**Problem to work on:**
Pick every line with "Check" from the material below.

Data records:
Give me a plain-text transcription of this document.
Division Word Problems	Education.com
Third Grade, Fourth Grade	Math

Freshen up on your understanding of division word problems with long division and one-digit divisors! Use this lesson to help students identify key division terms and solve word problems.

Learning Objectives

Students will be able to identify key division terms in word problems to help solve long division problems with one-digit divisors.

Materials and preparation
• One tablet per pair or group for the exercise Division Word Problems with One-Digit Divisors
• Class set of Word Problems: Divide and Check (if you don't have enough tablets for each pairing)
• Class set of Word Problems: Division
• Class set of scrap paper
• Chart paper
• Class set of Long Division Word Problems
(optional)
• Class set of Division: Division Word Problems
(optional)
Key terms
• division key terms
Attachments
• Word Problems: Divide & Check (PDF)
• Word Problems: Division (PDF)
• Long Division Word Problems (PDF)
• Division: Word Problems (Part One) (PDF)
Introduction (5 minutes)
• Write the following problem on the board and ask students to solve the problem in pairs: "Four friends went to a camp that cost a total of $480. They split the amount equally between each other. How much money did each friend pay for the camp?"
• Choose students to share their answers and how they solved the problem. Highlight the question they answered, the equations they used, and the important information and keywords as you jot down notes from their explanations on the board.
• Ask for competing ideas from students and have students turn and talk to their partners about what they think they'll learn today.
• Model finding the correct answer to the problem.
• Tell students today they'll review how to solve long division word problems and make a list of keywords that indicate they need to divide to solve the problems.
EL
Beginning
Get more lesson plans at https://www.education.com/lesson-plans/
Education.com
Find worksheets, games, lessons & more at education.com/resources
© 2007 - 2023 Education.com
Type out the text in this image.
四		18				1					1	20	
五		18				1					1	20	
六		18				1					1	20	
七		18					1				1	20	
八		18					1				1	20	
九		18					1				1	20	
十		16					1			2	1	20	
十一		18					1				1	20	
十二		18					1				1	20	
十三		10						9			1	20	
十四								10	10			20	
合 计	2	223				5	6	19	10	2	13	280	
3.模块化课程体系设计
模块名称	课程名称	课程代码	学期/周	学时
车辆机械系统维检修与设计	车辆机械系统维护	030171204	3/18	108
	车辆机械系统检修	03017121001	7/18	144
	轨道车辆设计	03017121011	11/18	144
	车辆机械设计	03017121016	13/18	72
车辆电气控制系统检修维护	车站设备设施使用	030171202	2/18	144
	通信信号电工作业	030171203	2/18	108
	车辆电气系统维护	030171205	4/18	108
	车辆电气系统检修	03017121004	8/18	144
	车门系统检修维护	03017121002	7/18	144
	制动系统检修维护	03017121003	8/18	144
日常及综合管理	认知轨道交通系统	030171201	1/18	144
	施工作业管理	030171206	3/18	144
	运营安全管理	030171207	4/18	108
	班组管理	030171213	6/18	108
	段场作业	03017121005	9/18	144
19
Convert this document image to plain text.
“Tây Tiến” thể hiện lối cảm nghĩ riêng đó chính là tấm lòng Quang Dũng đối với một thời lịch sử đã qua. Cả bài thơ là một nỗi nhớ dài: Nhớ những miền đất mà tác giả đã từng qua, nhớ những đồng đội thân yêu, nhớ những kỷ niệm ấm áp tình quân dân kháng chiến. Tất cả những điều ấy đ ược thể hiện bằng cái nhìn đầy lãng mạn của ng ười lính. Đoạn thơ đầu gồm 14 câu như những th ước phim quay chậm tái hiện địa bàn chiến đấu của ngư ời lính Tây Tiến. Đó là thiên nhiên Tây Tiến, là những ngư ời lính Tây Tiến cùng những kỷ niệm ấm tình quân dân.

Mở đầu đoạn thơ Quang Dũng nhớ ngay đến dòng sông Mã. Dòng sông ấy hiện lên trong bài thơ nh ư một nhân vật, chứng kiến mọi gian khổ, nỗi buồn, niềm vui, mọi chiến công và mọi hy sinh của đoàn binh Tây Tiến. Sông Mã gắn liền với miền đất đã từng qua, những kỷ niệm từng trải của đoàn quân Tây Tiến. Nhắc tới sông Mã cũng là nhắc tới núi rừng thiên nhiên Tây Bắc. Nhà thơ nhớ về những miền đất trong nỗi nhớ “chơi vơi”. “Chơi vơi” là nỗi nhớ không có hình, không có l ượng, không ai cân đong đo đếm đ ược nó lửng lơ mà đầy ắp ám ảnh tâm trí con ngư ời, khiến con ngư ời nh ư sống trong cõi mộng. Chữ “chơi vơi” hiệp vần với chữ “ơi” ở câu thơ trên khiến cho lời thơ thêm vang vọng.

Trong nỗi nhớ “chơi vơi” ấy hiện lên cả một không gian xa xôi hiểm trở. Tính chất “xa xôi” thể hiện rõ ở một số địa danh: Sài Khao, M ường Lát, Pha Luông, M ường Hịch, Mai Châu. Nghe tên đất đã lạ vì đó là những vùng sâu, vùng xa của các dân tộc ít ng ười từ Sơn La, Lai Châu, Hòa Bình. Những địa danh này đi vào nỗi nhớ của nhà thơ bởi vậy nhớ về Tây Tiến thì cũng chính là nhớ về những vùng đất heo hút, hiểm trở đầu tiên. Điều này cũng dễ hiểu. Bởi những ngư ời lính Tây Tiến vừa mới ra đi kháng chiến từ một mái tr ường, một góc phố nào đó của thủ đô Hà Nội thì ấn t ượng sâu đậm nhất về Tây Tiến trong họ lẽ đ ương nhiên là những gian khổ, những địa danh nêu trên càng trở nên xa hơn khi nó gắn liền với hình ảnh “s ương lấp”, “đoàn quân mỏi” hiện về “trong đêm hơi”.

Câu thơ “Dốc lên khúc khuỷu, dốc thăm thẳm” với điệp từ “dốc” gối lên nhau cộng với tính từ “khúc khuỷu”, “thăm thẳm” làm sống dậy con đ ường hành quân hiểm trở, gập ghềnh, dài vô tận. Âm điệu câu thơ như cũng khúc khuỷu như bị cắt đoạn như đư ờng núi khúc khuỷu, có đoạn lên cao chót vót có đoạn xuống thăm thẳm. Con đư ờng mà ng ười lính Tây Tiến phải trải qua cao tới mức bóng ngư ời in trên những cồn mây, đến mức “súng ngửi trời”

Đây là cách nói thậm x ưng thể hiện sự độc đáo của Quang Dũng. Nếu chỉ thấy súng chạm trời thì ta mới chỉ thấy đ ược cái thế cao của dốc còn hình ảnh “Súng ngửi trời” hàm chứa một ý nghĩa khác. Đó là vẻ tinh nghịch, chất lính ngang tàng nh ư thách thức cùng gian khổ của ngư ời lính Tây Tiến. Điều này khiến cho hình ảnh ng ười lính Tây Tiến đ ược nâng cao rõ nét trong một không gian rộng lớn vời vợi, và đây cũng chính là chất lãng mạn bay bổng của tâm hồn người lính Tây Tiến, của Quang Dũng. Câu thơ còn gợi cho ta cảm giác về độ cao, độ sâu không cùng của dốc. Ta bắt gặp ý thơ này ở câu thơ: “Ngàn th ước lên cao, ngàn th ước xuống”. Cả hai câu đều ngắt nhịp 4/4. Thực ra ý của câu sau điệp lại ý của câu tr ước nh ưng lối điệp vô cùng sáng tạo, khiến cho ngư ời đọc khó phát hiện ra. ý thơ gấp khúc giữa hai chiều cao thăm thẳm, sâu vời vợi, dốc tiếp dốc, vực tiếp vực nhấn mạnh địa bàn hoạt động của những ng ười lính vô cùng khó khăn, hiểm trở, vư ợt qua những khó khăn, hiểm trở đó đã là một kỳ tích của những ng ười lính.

**The reply:**
• Class set of Word Problems: Divide and Check (if you don't have enough tablets for each pairing)
• Word Problems: Divide & Check (PDF)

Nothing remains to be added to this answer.